PROBLEM REQUIREMENTS
Scan the lines below for the word "text". Copy each line you find it in.

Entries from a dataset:

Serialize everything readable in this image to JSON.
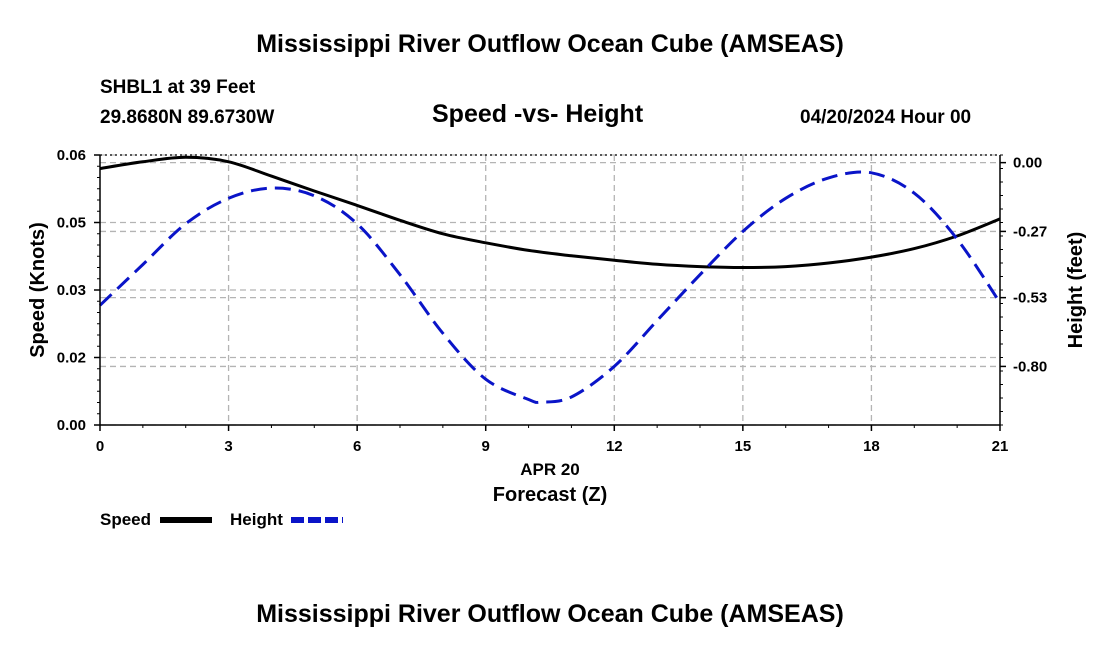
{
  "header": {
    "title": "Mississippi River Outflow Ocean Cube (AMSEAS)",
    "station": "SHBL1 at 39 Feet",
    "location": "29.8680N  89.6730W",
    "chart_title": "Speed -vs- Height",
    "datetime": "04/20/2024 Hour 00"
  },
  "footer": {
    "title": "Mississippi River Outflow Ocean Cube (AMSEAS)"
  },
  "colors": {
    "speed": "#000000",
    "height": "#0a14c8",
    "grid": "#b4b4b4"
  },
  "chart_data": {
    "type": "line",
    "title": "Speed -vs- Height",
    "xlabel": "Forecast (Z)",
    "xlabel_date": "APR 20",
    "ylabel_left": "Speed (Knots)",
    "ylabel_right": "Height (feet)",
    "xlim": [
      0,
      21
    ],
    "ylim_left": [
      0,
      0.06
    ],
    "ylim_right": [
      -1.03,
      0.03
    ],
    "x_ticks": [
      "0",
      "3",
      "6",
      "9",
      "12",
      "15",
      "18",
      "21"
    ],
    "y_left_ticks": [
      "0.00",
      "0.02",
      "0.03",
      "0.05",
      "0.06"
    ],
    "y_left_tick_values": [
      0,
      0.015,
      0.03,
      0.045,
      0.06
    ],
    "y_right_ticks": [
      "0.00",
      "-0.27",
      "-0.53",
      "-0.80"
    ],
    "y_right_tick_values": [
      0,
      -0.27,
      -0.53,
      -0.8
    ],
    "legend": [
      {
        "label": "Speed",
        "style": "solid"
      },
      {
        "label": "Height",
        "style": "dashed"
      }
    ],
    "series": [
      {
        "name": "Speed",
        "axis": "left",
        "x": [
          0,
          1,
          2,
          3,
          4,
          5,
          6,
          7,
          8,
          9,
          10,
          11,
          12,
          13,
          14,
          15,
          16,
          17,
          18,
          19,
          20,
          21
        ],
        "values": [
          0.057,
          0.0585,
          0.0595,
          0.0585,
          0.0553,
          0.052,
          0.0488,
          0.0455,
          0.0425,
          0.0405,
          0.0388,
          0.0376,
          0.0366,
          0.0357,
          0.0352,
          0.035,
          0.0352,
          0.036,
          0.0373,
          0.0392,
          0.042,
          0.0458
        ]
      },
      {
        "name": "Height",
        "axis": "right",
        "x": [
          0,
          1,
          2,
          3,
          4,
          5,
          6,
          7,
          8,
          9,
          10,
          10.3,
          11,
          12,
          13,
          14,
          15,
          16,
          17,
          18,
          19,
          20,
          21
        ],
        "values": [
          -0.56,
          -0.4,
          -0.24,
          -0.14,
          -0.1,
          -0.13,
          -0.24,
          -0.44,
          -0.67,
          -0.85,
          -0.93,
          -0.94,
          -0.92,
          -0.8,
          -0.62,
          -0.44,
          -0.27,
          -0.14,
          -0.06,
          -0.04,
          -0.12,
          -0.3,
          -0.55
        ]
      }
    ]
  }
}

---

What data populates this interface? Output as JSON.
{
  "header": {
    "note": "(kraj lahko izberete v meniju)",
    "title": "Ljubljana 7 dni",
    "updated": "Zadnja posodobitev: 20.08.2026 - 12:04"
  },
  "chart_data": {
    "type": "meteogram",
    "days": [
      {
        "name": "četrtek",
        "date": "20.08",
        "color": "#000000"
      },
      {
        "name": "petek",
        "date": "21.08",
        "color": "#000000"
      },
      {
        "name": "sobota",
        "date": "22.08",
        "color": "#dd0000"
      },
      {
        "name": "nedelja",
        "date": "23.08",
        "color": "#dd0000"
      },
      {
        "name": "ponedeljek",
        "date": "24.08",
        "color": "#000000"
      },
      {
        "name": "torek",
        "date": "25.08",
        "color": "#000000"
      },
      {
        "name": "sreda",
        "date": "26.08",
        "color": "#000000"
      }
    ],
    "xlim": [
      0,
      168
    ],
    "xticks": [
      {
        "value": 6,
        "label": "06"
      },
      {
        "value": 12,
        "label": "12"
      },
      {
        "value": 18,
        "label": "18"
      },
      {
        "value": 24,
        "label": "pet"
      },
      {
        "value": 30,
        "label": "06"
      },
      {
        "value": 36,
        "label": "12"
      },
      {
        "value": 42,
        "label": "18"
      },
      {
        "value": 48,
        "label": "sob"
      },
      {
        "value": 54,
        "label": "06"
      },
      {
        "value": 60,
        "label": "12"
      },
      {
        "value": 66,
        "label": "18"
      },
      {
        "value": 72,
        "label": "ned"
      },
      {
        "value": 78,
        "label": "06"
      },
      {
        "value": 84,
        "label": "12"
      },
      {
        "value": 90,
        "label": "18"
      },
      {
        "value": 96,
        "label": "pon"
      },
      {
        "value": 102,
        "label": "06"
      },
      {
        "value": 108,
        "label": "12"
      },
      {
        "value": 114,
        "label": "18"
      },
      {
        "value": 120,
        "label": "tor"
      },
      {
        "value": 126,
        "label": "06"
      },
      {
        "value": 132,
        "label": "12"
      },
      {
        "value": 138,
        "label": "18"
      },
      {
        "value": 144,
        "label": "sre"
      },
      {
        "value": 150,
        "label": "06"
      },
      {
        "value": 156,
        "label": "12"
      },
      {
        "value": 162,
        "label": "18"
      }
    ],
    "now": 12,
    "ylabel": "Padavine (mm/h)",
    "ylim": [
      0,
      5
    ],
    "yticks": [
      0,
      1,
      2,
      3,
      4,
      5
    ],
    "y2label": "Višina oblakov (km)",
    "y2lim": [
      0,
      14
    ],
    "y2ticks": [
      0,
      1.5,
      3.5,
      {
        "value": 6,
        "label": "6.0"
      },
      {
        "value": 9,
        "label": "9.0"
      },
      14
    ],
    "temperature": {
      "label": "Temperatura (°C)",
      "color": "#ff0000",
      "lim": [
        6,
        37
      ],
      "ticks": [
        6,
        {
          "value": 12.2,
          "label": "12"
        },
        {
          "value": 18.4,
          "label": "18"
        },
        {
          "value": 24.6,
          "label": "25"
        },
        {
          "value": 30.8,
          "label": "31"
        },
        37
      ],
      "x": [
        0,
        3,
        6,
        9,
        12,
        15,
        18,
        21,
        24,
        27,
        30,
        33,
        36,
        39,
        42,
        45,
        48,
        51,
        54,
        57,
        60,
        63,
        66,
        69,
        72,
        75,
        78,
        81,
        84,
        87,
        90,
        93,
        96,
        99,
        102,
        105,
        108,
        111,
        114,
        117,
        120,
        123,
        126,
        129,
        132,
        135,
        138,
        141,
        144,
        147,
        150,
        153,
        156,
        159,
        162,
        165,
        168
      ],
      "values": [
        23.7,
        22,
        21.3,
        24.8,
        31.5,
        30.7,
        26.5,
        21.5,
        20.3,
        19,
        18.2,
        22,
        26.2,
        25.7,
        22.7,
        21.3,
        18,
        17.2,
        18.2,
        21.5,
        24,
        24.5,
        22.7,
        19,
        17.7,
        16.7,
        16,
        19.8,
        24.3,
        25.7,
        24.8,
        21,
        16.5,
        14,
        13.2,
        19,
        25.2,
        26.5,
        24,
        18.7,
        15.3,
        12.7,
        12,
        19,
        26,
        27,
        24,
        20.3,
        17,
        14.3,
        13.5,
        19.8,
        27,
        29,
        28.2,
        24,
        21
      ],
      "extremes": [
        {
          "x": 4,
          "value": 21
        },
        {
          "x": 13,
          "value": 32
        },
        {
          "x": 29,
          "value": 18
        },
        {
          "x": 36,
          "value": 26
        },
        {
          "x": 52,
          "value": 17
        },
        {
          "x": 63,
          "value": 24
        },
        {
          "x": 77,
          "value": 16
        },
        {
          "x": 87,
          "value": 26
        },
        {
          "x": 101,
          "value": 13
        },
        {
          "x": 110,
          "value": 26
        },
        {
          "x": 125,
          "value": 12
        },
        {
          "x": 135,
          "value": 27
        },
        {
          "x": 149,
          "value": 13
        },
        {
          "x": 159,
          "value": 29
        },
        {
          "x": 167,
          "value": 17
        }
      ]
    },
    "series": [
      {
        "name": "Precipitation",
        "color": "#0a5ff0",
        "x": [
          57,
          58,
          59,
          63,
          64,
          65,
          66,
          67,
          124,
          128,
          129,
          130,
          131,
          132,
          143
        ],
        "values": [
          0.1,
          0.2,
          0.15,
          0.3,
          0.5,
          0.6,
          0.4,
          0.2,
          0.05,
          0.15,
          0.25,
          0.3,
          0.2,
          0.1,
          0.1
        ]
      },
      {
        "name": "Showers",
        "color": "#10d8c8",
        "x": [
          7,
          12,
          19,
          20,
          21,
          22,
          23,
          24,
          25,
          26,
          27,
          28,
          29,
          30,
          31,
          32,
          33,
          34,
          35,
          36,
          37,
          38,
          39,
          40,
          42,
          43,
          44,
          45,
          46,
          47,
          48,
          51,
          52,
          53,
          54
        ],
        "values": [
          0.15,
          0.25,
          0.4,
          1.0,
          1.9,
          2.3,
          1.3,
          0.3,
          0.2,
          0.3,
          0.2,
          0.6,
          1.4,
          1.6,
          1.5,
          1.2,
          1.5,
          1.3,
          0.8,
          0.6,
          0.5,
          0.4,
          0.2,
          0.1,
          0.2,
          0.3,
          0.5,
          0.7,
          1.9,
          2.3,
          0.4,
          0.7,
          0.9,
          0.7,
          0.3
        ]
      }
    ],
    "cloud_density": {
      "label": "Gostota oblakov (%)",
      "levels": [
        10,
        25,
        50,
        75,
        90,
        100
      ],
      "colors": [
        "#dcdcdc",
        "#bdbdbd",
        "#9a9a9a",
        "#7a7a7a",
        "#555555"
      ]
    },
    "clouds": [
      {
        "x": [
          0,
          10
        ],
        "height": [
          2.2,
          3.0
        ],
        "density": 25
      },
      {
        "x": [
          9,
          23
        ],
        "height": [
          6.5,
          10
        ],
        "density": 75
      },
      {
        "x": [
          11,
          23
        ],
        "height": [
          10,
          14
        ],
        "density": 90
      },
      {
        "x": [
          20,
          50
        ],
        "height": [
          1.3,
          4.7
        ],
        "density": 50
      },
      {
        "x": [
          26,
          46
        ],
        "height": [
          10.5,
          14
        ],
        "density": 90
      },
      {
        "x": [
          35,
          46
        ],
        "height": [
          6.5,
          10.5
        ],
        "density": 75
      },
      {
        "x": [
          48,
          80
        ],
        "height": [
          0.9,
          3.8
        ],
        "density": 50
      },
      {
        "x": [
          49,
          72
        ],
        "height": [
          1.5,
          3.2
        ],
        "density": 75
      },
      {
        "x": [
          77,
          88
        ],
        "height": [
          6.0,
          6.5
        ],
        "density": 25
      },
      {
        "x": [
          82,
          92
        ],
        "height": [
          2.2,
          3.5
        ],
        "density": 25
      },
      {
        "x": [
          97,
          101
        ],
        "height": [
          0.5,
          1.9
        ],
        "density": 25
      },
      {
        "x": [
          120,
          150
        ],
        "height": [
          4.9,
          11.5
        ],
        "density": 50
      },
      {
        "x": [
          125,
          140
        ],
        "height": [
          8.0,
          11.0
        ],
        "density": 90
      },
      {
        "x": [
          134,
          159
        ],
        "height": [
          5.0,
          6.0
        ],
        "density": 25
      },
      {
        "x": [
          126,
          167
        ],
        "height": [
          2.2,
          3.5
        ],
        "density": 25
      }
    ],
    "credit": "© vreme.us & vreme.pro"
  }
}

--

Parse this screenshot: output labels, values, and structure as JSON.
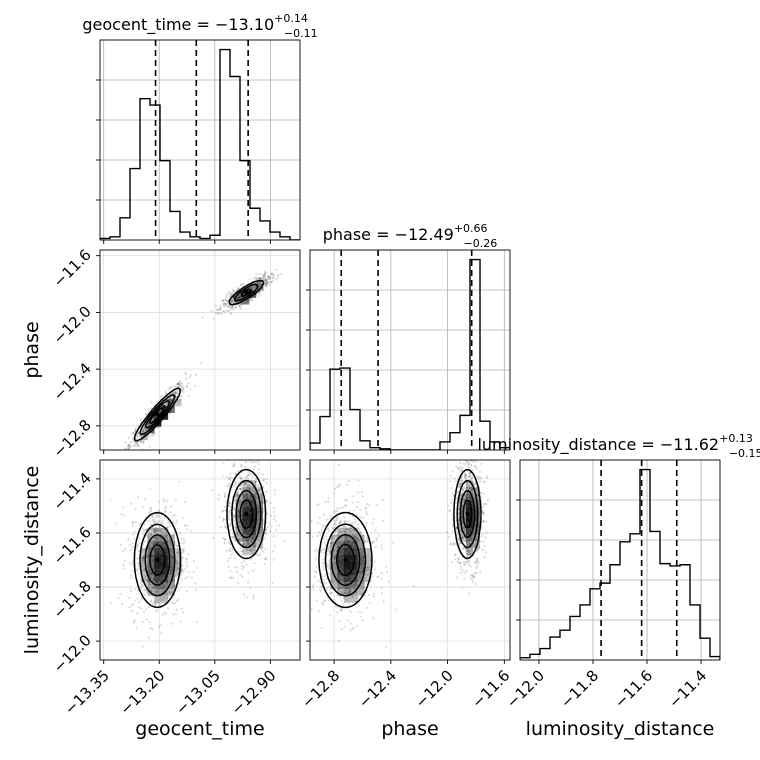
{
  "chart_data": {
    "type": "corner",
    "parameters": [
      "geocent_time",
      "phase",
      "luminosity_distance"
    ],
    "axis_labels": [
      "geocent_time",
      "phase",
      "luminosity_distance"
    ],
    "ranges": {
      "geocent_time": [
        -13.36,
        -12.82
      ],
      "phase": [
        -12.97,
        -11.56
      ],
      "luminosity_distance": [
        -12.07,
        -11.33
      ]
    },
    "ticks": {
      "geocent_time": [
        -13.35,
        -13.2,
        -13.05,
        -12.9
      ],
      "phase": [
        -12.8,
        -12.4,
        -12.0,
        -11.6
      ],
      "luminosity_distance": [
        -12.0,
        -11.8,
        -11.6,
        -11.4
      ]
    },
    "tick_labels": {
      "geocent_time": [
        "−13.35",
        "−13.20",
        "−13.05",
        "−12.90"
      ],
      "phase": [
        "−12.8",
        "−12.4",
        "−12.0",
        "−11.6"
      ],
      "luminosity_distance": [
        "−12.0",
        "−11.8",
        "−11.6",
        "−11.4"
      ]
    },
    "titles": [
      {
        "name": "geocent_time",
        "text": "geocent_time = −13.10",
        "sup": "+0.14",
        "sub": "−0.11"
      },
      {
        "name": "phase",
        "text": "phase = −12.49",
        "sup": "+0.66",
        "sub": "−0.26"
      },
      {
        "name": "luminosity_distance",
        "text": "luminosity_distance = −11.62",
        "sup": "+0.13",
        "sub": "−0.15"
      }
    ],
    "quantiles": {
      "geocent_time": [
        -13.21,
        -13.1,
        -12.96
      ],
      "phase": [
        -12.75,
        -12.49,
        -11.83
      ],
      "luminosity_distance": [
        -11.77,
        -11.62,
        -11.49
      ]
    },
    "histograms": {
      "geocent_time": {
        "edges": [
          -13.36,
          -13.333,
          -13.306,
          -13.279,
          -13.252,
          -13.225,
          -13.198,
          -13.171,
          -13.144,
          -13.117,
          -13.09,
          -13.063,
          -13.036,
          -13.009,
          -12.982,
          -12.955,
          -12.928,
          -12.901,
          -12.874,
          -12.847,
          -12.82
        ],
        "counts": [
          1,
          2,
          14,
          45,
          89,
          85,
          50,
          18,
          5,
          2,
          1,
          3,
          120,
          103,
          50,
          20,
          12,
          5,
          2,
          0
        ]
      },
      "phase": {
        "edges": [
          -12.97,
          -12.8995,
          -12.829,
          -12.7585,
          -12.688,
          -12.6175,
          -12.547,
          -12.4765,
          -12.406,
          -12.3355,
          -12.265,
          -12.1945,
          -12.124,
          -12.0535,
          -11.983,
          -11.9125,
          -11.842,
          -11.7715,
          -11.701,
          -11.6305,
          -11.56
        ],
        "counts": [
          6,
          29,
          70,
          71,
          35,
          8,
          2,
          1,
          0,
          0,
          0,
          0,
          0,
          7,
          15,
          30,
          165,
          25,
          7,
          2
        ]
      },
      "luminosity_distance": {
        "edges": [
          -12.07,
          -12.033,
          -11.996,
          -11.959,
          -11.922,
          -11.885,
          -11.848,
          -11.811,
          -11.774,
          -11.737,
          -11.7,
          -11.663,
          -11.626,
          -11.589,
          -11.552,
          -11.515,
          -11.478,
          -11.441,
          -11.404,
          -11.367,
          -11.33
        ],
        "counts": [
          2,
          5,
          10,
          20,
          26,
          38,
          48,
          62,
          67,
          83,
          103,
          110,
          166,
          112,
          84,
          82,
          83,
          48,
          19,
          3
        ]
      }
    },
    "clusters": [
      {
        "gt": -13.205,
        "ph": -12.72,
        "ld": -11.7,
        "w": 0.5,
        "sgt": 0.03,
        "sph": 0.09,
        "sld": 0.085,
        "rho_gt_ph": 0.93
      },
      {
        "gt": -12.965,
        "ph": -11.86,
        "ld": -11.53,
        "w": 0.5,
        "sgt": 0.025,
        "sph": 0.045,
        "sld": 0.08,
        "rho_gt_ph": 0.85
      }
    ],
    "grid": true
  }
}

WRITTEN SOLUTION
        "text": "geocent_time = −13.10",
        "text": "phase = −12.49",
        "text": "luminosity_distance = −11.62",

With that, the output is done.